§ **EXERCISE DIRECTIONS**: Gather the lines that hold the string "prowadzącego".

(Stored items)
┌────────
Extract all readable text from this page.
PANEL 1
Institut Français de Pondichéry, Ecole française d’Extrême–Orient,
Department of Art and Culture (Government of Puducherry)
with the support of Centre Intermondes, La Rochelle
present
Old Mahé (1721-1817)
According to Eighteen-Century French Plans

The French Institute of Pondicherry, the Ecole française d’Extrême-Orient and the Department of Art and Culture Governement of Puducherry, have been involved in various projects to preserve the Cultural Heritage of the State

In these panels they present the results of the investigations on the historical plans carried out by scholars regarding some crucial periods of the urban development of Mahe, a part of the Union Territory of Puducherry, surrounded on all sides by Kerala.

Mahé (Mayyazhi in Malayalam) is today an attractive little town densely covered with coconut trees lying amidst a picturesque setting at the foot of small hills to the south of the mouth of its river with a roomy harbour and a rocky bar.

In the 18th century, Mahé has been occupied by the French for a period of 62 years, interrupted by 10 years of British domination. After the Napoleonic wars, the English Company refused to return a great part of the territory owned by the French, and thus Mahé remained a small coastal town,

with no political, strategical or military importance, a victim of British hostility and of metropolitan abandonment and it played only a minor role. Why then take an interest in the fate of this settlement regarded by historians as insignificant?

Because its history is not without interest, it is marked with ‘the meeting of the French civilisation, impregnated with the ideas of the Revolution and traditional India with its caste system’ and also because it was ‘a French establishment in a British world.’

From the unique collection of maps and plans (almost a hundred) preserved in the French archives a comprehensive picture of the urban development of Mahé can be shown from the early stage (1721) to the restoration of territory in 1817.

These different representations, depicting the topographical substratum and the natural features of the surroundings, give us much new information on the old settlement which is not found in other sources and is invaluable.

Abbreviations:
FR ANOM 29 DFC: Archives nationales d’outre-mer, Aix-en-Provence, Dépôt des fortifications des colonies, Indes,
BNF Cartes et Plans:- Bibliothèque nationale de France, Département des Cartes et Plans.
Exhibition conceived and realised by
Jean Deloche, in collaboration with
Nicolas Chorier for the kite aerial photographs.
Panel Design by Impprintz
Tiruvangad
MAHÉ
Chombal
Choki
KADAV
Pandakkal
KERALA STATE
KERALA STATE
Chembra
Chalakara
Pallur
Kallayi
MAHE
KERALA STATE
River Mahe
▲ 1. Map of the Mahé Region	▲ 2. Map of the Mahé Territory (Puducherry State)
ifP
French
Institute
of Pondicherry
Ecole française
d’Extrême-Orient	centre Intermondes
└────────
┌────────
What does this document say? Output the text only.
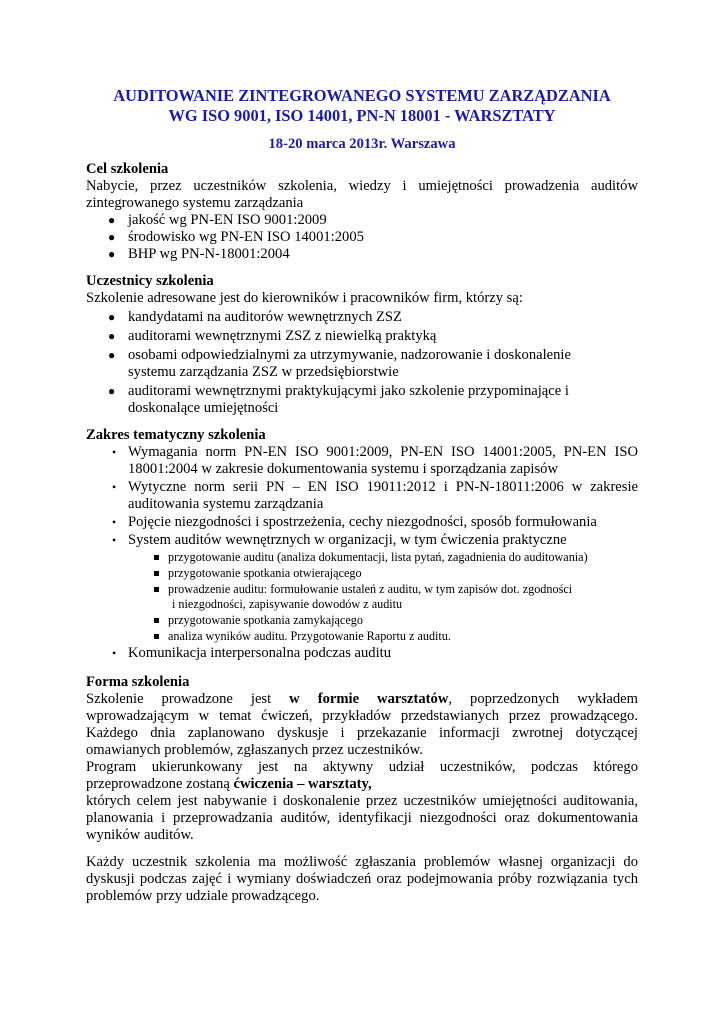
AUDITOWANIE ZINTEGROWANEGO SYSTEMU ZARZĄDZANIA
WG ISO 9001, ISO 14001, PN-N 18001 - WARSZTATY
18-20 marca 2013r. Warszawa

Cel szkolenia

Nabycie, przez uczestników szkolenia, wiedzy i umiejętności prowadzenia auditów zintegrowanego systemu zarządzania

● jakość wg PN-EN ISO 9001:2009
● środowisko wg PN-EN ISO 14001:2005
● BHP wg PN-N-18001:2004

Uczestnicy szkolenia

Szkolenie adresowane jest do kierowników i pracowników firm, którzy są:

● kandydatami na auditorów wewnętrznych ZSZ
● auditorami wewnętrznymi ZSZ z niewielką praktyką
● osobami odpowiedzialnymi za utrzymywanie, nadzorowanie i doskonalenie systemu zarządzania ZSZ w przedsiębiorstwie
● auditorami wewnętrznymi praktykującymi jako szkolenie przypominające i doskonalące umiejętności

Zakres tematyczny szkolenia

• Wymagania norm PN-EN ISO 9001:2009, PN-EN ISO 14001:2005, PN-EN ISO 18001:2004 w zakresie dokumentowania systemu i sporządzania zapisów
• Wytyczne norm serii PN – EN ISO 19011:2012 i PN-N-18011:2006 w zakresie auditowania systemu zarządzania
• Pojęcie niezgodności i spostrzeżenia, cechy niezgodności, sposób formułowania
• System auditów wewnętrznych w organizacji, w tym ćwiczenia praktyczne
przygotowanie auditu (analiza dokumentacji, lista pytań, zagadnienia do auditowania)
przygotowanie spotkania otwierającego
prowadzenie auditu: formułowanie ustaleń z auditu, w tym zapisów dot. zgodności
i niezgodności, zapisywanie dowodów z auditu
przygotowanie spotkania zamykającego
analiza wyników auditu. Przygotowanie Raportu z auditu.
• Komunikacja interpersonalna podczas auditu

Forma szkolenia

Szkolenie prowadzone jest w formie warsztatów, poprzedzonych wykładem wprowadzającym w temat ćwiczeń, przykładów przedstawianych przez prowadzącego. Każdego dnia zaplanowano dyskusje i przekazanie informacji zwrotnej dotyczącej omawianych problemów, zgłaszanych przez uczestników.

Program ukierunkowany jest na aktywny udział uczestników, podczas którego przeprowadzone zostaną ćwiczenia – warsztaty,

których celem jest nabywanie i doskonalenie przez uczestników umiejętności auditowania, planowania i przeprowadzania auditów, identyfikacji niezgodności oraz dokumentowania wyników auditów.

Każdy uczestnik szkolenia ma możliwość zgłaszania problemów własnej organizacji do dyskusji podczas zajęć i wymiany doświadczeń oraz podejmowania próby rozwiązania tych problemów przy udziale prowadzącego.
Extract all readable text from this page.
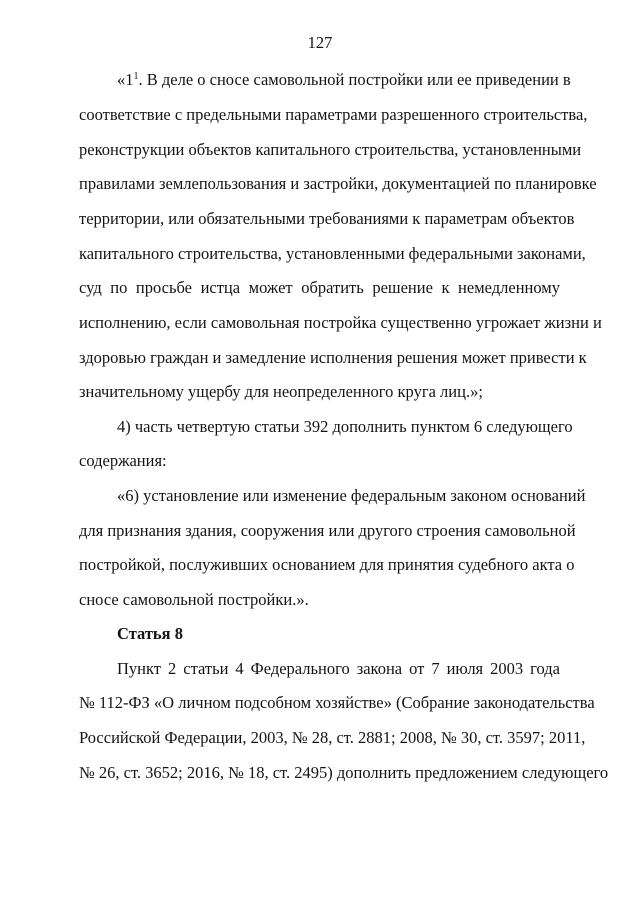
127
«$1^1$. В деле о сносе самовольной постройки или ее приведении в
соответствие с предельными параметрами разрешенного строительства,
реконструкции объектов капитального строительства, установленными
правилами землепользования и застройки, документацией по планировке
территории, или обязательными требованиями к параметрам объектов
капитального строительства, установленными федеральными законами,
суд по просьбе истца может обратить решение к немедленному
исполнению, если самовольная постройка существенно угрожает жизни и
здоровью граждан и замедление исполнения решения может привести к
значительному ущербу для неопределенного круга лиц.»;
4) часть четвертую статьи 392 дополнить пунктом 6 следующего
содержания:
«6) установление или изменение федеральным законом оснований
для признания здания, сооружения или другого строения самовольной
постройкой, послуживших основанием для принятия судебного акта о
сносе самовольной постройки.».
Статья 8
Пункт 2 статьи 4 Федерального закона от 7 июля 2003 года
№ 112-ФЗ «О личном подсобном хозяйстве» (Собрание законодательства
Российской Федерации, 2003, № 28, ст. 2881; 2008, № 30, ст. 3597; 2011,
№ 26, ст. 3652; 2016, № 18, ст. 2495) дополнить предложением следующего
└────────
┌────────
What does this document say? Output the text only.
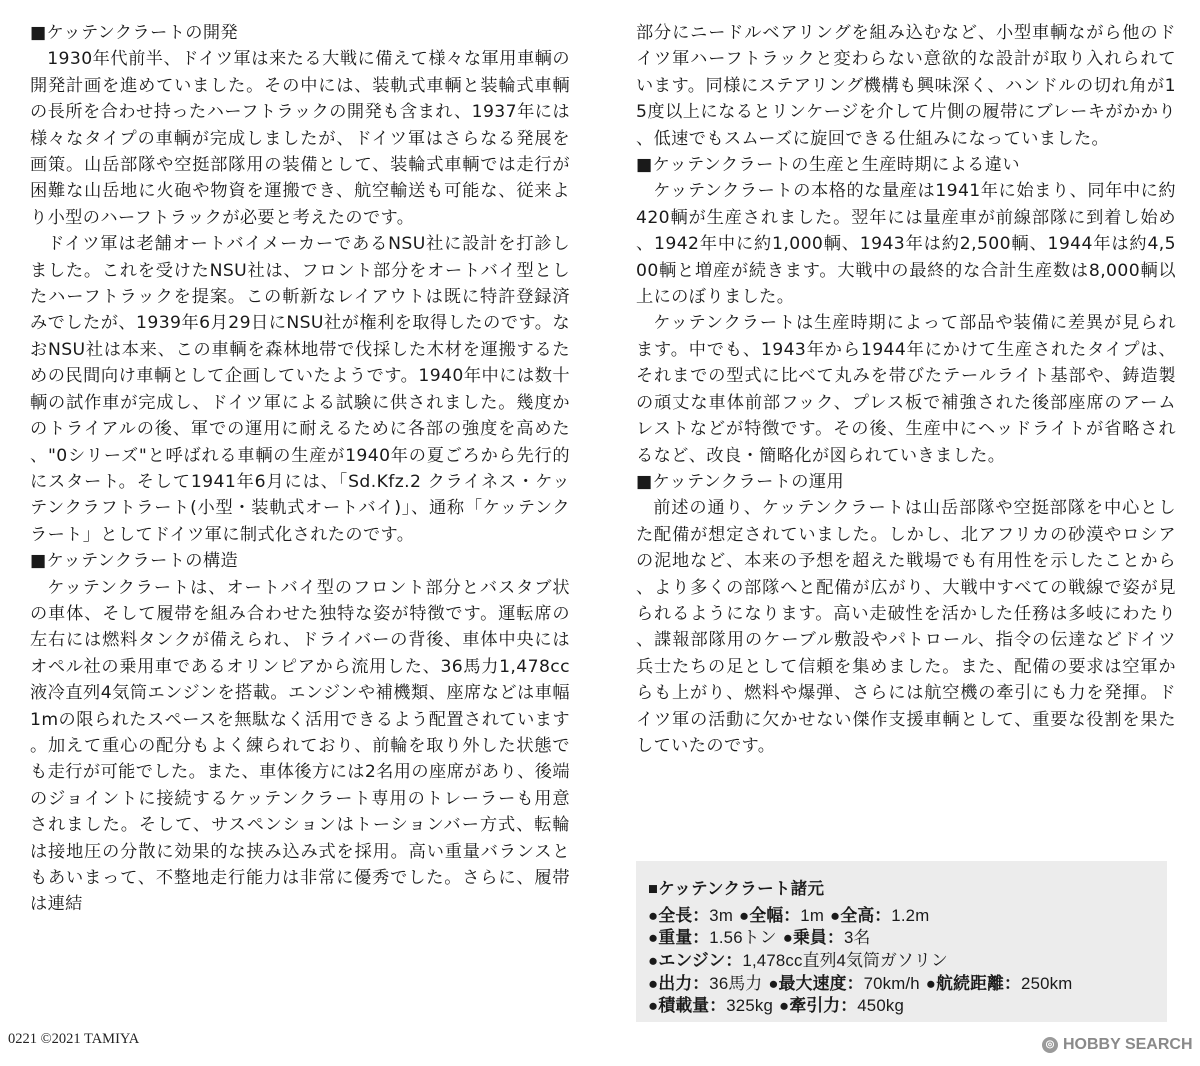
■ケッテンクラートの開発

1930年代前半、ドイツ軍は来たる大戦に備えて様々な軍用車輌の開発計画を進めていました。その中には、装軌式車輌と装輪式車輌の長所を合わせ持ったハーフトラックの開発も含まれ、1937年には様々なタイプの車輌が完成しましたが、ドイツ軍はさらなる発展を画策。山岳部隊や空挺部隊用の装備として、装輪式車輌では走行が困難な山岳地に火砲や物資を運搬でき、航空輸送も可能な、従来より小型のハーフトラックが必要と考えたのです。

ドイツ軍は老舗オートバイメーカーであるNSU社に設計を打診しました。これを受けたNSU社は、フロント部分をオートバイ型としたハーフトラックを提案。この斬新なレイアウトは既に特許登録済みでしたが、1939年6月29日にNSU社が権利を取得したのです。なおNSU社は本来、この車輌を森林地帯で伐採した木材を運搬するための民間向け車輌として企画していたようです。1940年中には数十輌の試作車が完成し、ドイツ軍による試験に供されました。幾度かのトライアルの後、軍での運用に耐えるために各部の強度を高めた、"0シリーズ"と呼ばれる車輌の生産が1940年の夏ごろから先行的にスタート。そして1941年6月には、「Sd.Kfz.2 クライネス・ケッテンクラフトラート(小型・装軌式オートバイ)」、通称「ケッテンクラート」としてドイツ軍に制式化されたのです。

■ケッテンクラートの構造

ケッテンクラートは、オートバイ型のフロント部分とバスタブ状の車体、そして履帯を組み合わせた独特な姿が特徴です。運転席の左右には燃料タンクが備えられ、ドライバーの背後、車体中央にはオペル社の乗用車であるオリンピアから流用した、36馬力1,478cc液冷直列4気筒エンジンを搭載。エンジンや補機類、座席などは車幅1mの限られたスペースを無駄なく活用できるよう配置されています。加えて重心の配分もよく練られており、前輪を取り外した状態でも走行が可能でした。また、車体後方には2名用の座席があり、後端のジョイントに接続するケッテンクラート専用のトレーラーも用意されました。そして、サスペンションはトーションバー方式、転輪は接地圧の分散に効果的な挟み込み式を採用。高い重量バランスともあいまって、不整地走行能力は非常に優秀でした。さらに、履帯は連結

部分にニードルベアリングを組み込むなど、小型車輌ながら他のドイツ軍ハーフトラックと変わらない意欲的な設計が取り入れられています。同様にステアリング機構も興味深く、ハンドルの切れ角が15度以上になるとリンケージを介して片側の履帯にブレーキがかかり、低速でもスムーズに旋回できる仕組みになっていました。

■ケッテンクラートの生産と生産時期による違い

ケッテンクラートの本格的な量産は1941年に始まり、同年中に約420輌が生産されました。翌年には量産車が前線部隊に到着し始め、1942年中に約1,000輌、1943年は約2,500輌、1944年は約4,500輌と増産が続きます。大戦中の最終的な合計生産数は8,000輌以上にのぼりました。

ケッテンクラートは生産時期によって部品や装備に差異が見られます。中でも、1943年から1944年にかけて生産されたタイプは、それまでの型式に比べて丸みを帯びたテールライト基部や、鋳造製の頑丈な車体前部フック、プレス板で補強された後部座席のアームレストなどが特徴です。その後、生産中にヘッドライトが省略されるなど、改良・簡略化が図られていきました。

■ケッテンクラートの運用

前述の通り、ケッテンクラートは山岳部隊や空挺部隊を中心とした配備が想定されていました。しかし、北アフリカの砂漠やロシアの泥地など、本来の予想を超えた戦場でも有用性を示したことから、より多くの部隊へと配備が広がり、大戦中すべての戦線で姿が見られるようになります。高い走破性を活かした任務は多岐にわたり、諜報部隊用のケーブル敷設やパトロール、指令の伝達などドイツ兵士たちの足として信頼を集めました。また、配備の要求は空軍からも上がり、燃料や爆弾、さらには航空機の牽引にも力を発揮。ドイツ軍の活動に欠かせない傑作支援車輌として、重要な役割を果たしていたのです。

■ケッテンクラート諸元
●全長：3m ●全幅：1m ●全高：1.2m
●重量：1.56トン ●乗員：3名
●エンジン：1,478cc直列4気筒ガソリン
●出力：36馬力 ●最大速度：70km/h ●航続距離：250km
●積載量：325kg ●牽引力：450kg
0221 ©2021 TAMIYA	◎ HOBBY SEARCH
└────────
§ **OUTPUT FOR THIS EXERCISE**:
Szkolenie prowadzone jest w formie warsztatów, poprzedzonych wykładem wprowadzającym w temat ćwiczeń, przykładów przedstawianych przez prowadzącego. Każdego dnia zaplanowano dyskusje i przekazanie informacji zwrotnej dotyczącej omawianych problemów, zgłaszanych przez uczestników.
Każdy uczestnik szkolenia ma możliwość zgłaszania problemów własnej organizacji do dyskusji podczas zajęć i wymiany doświadczeń oraz podejmowania próby rozwiązania tych problemów przy udziale prowadzącego.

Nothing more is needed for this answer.